▶ TEXTE EXTRAIT
■ ■ ■ ■ ■
Filippo Lombardi au Parlement: en pleine réflexion pour réaliser la meilleure NLFA possible. Keystone

Gigantesque ouvrage au cœur de la Suisse, le tunnel de base du Gothard suscite une vague d’enthousiasme, mais aussi des craintes pour l’avenir. Filippo Lombardi, vice-président de la Délégation parlementaire de surveillance de la NLFA, dresse un inventaire des problèmes à résoudre. Entretien.

Avec la Nouvelle ligne ferroviaire alpine (NLFA), la Suisse a ouvert un chantier d’importance internationale. La fin du percement du tunnel ferroviaire le plus long du monde, est prévue ce 15 octobre. Une étape clé dans ce vaste projet. Mais en marge du gigantisme de l’ouvrage, des zones d’ombre ternissent l’avenir de cette ligne à grande vitesse.

swissinfo.ch: Lors d’un récent congrès parlementaire à Rome, vous aviez affirmé que le tunnel de base du Gothard, c’est comme un tronçon de circuit de Formule 1 au cœur de la Suisse, mais que les rampes d’accès à cet ouvrage risqueraient de ressembler à des chemins de campagne. Quel est le danger ?
■ ■ ■ ■ ■
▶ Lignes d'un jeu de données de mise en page
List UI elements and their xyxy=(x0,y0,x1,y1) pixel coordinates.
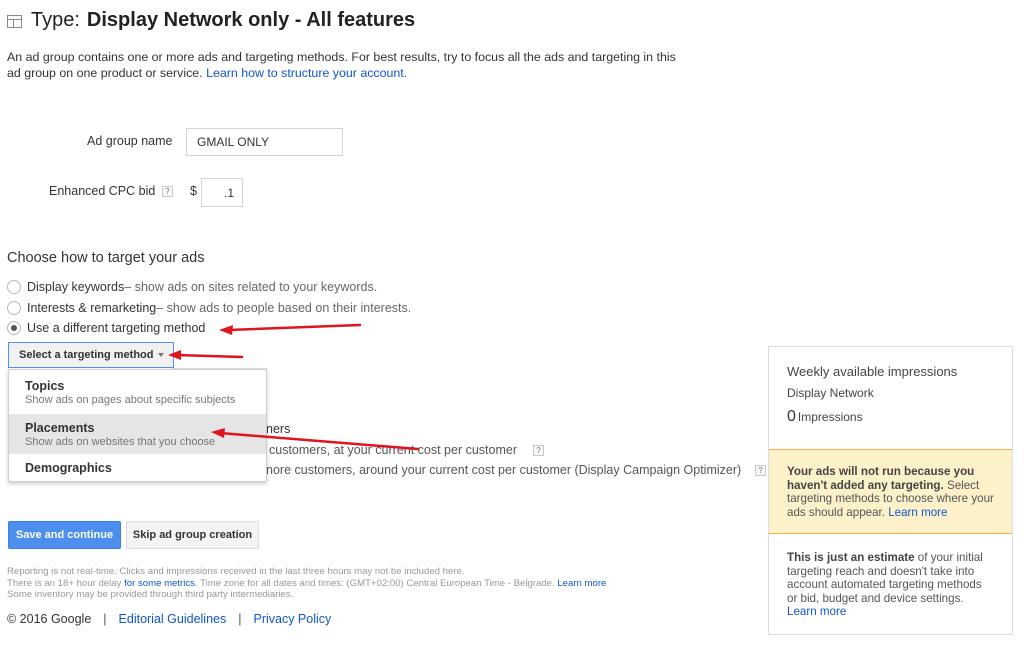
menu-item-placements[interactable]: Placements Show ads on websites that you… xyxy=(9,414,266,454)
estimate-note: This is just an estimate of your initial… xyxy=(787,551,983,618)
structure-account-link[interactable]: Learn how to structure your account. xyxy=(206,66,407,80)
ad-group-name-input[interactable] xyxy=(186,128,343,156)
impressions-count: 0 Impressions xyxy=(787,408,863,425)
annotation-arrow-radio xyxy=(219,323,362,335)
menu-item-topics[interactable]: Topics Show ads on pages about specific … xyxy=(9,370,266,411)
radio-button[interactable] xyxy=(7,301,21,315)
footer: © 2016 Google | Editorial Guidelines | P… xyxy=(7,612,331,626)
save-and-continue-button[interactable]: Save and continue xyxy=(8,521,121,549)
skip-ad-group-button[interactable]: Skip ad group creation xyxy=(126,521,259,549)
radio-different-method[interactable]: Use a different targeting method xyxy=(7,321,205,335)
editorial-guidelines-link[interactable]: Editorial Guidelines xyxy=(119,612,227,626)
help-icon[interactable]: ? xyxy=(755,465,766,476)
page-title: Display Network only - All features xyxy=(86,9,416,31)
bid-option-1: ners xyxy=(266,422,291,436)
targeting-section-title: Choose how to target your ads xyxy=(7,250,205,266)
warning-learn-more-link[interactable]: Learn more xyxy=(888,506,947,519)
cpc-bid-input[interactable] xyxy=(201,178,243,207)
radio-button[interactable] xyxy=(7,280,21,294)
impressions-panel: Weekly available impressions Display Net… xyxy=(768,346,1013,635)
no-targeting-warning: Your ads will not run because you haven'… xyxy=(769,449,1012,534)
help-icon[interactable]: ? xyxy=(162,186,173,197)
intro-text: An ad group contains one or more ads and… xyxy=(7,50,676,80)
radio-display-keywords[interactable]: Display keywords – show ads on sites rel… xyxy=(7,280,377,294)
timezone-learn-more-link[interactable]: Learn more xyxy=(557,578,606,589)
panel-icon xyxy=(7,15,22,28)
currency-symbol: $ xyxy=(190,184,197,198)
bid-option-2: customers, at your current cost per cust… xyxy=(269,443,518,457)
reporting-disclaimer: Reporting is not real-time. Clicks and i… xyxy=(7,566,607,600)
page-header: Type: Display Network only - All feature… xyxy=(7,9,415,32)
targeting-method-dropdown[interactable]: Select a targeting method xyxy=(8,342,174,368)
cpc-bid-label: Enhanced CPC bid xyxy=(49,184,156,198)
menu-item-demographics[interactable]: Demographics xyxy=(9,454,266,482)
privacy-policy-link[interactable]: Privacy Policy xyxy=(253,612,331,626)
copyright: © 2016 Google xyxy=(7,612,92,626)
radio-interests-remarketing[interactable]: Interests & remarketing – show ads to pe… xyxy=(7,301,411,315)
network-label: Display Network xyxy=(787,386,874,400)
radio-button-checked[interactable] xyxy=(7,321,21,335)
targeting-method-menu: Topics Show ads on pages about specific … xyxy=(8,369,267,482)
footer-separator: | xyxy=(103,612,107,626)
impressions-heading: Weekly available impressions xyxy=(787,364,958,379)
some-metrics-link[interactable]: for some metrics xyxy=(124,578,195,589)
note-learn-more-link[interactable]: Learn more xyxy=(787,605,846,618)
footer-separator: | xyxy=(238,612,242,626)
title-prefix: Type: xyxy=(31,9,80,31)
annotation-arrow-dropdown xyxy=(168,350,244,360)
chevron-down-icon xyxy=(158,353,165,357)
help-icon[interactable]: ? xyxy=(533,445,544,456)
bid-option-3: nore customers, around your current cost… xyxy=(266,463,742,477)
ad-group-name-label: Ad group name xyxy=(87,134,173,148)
■ ■ ■ ■ ■
▶ TÂCHES À RÉALISER
• A. Citez fidèlement le passage de l'entretien sur la NLFA qui commence aux mots « Avec la Nouvelle » et se termine après les mots « à grande vitesse. ».
• B. Présentez sous forme de liste JSON de chaînes, à raison d'une chaîne par ligne et sans les lignes vides, les lignes des entrées allant de celle qui contient « menu-item-placements[interactable]: Placements Show » jusqu'à celle qui contient « targeting-section-title: Choose how », ces deux lignes incluses.

▶ RÉSULTATS DE L'EXERCICE
• A.
Avec la Nouvelle ligne ferroviaire alpine (NLFA), la Suisse a ouvert un chantier d’importance internationale. La fin du percement du tunnel ferroviaire le plus long du monde, est prévue ce 15 octobre. Une étape clé dans ce vaste projet. Mais en marge du gigantisme de l’ouvrage, des zones d’ombre ternissent l’avenir de cette ligne à grande vitesse.

• B.
[
  "menu-item-placements[interactable]: Placements Show ads on websites that you… xyxy=(9,414,266,454)",
  "estimate-note: This is just an estimate of your initial… xyxy=(787,551,983,618)",
  "structure-account-link[interactable]: Learn how to structure your account. xyxy=(206,66,407,80)",
  "ad-group-name-input[interactable] xyxy=(186,128,343,156)",
  "impressions-count: 0 Impressions xyxy=(787,408,863,425)",
  "annotation-arrow-radio xyxy=(219,323,362,335)",
  "menu-item-topics[interactable]: Topics Show ads on pages about specific … xyxy=(9,370,266,411)",
  "radio-button[interactable] xyxy=(7,301,21,315)",
  "footer: © 2016 Google | Editorial Guidelines | P… xyxy=(7,612,331,626)",
  "save-and-continue-button[interactable]: Save and continue xyxy=(8,521,121,549)",
  "skip-ad-group-button[interactable]: Skip ad group creation xyxy=(126,521,259,549)",
  "radio-different-method[interactable]: Use a different targeting method xyxy=(7,321,205,335)",
  "editorial-guidelines-link[interactable]: Editorial Guidelines xyxy=(119,612,227,626)",
  "help-icon[interactable]: ? xyxy=(755,465,766,476)",
  "page-title: Display Network only - All features xyxy=(86,9,416,31)",
  "bid-option-1: ners xyxy=(266,422,291,436)",
  "targeting-section-title: Choose how to target your ads xyxy=(7,250,205,266)"
]